▶ **Stated task**:
Copy all the material that follows, keeping every character the same.

---- Listed records

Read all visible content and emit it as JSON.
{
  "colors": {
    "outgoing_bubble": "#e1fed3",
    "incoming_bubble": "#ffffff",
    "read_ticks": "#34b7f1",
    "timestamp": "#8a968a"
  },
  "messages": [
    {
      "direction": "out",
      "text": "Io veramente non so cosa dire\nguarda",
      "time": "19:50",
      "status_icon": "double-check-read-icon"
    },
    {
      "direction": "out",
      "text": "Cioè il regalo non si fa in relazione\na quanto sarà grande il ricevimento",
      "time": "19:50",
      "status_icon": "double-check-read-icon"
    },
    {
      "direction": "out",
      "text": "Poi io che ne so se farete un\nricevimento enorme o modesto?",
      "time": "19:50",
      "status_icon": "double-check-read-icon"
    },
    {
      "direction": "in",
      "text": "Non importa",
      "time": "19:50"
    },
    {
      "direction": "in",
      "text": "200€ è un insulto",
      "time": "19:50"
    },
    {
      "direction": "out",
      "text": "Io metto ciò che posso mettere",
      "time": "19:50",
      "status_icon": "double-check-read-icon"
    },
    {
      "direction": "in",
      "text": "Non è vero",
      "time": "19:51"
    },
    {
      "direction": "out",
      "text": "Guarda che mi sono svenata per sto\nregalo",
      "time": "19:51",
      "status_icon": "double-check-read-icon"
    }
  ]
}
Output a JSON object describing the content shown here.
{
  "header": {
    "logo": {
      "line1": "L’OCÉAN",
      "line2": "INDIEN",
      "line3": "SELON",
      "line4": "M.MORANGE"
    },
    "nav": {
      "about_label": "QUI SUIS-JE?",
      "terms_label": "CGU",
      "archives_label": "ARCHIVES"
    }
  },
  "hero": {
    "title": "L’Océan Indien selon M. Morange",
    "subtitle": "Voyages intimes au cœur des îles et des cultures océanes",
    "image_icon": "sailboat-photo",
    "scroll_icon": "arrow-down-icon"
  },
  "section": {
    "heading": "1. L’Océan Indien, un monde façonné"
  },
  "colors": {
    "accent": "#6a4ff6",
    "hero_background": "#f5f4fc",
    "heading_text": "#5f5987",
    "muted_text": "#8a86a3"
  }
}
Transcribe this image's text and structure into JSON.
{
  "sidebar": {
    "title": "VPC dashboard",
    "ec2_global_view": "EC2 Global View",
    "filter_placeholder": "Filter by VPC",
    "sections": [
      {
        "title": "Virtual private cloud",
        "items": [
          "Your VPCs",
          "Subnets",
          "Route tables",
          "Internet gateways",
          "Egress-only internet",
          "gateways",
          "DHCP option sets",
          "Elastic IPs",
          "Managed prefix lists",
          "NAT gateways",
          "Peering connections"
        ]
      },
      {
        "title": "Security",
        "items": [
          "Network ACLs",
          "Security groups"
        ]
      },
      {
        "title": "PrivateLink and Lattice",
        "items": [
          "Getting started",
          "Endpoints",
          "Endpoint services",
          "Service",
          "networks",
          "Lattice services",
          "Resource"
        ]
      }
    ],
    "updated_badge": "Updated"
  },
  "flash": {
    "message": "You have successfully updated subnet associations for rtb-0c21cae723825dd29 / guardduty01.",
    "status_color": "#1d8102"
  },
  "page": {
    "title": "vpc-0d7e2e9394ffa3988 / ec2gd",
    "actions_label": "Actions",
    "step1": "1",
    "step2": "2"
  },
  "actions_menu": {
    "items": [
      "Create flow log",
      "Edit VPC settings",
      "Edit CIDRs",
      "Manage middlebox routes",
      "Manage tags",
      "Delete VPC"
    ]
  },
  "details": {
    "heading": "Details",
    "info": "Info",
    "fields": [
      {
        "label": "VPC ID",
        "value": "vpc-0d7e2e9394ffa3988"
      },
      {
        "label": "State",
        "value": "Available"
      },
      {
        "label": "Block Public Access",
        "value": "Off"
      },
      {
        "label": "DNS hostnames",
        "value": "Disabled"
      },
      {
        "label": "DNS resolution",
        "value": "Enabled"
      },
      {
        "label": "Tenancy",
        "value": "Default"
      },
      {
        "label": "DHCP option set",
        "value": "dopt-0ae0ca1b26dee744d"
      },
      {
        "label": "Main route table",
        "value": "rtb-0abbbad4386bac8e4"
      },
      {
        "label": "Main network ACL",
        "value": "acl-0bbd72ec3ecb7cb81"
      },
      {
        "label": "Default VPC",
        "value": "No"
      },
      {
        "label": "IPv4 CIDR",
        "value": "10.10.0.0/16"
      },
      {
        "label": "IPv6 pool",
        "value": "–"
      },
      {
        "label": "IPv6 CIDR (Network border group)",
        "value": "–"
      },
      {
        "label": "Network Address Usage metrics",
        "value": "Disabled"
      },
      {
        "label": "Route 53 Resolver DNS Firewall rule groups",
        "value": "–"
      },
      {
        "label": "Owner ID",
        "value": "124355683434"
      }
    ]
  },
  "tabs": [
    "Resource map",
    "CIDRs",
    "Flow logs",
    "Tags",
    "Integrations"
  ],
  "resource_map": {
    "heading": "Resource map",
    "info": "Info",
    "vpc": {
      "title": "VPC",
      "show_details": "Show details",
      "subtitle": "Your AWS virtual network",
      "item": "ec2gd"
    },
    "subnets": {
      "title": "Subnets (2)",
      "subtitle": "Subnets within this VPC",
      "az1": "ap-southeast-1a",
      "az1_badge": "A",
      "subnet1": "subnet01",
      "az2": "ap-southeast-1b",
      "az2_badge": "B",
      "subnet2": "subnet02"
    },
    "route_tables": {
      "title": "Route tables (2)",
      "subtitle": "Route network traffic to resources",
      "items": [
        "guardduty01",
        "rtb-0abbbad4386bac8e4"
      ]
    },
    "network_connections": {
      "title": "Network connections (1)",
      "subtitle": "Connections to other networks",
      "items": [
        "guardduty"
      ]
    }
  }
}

--------

▶ **Task output**:
Read all visible content and emit it as JSON.
{
  "colors": {
    "outgoing_bubble": "#e1fed3",
    "incoming_bubble": "#ffffff",
    "read_ticks": "#34b7f1",
    "timestamp": "#8a968a"
  },
  "messages": [
    {
      "direction": "out",
      "text": "Io veramente non so cosa dire\nguarda",
      "time": "19:50",
      "status_icon": "double-check-read-icon"
    },
    {
      "direction": "out",
      "text": "Cioè il regalo non si fa in relazione\na quanto sarà grande il ricevimento",
      "time": "19:50",
      "status_icon": "double-check-read-icon"
    },
    {
      "direction": "out",
      "text": "Poi io che ne so se farete un\nricevimento enorme o modesto?",
      "time": "19:50",
      "status_icon": "double-check-read-icon"
    },
    {
      "direction": "in",
      "text": "Non importa",
      "time": "19:50"
    },
    {
      "direction": "in",
      "text": "200€ è un insulto",
      "time": "19:50"
    },
    {
      "direction": "out",
      "text": "Io metto ciò che posso mettere",
      "time": "19:50",
      "status_icon": "double-check-read-icon"
    },
    {
      "direction": "in",
      "text": "Non è vero",
      "time": "19:51"
    },
    {
      "direction": "out",
      "text": "Guarda che mi sono svenata per sto\nregalo",
      "time": "19:51",
      "status_icon": "double-check-read-icon"
    }
  ]
}
Output a JSON object describing the content shown here.
{
  "header": {
    "logo": {
      "line1": "L’OCÉAN",
      "line2": "INDIEN",
      "line3": "SELON",
      "line4": "M.MORANGE"
    },
    "nav": {
      "about_label": "QUI SUIS-JE?",
      "terms_label": "CGU",
      "archives_label": "ARCHIVES"
    }
  },
  "hero": {
    "title": "L’Océan Indien selon M. Morange",
    "subtitle": "Voyages intimes au cœur des îles et des cultures océanes",
    "image_icon": "sailboat-photo",
    "scroll_icon": "arrow-down-icon"
  },
  "section": {
    "heading": "1. L’Océan Indien, un monde façonné"
  },
  "colors": {
    "accent": "#6a4ff6",
    "hero_background": "#f5f4fc",
    "heading_text": "#5f5987",
    "muted_text": "#8a86a3"
  }
}
Transcribe this image's text and structure into JSON.
{
  "sidebar": {
    "title": "VPC dashboard",
    "ec2_global_view": "EC2 Global View",
    "filter_placeholder": "Filter by VPC",
    "sections": [
      {
        "title": "Virtual private cloud",
        "items": [
          "Your VPCs",
          "Subnets",
          "Route tables",
          "Internet gateways",
          "Egress-only internet",
          "gateways",
          "DHCP option sets",
          "Elastic IPs",
          "Managed prefix lists",
          "NAT gateways",
          "Peering connections"
        ]
      },
      {
        "title": "Security",
        "items": [
          "Network ACLs",
          "Security groups"
        ]
      },
      {
        "title": "PrivateLink and Lattice",
        "items": [
          "Getting started",
          "Endpoints",
          "Endpoint services",
          "Service",
          "networks",
          "Lattice services",
          "Resource"
        ]
      }
    ],
    "updated_badge": "Updated"
  },
  "flash": {
    "message": "You have successfully updated subnet associations for rtb-0c21cae723825dd29 / guardduty01.",
    "status_color": "#1d8102"
  },
  "page": {
    "title": "vpc-0d7e2e9394ffa3988 / ec2gd",
    "actions_label": "Actions",
    "step1": "1",
    "step2": "2"
  },
  "actions_menu": {
    "items": [
      "Create flow log",
      "Edit VPC settings",
      "Edit CIDRs",
      "Manage middlebox routes",
      "Manage tags",
      "Delete VPC"
    ]
  },
  "details": {
    "heading": "Details",
    "info": "Info",
    "fields": [
      {
        "label": "VPC ID",
        "value": "vpc-0d7e2e9394ffa3988"
      },
      {
        "label": "State",
        "value": "Available"
      },
      {
        "label": "Block Public Access",
        "value": "Off"
      },
      {
        "label": "DNS hostnames",
        "value": "Disabled"
      },
      {
        "label": "DNS resolution",
        "value": "Enabled"
      },
      {
        "label": "Tenancy",
        "value": "Default"
      },
      {
        "label": "DHCP option set",
        "value": "dopt-0ae0ca1b26dee744d"
      },
      {
        "label": "Main route table",
        "value": "rtb-0abbbad4386bac8e4"
      },
      {
        "label": "Main network ACL",
        "value": "acl-0bbd72ec3ecb7cb81"
      },
      {
        "label": "Default VPC",
        "value": "No"
      },
      {
        "label": "IPv4 CIDR",
        "value": "10.10.0.0/16"
      },
      {
        "label": "IPv6 pool",
        "value": "–"
      },
      {
        "label": "IPv6 CIDR (Network border group)",
        "value": "–"
      },
      {
        "label": "Network Address Usage metrics",
        "value": "Disabled"
      },
      {
        "label": "Route 53 Resolver DNS Firewall rule groups",
        "value": "–"
      },
      {
        "label": "Owner ID",
        "value": "124355683434"
      }
    ]
  },
  "tabs": [
    "Resource map",
    "CIDRs",
    "Flow logs",
    "Tags",
    "Integrations"
  ],
  "resource_map": {
    "heading": "Resource map",
    "info": "Info",
    "vpc": {
      "title": "VPC",
      "show_details": "Show details",
      "subtitle": "Your AWS virtual network",
      "item": "ec2gd"
    },
    "subnets": {
      "title": "Subnets (2)",
      "subtitle": "Subnets within this VPC",
      "az1": "ap-southeast-1a",
      "az1_badge": "A",
      "subnet1": "subnet01",
      "az2": "ap-southeast-1b",
      "az2_badge": "B",
      "subnet2": "subnet02"
    },
    "route_tables": {
      "title": "Route tables (2)",
      "subtitle": "Route network traffic to resources",
      "items": [
        "guardduty01",
        "rtb-0abbbad4386bac8e4"
      ]
    },
    "network_connections": {
      "title": "Network connections (1)",
      "subtitle": "Connections to other networks",
      "items": [
        "guardduty"
      ]
    }
  }
}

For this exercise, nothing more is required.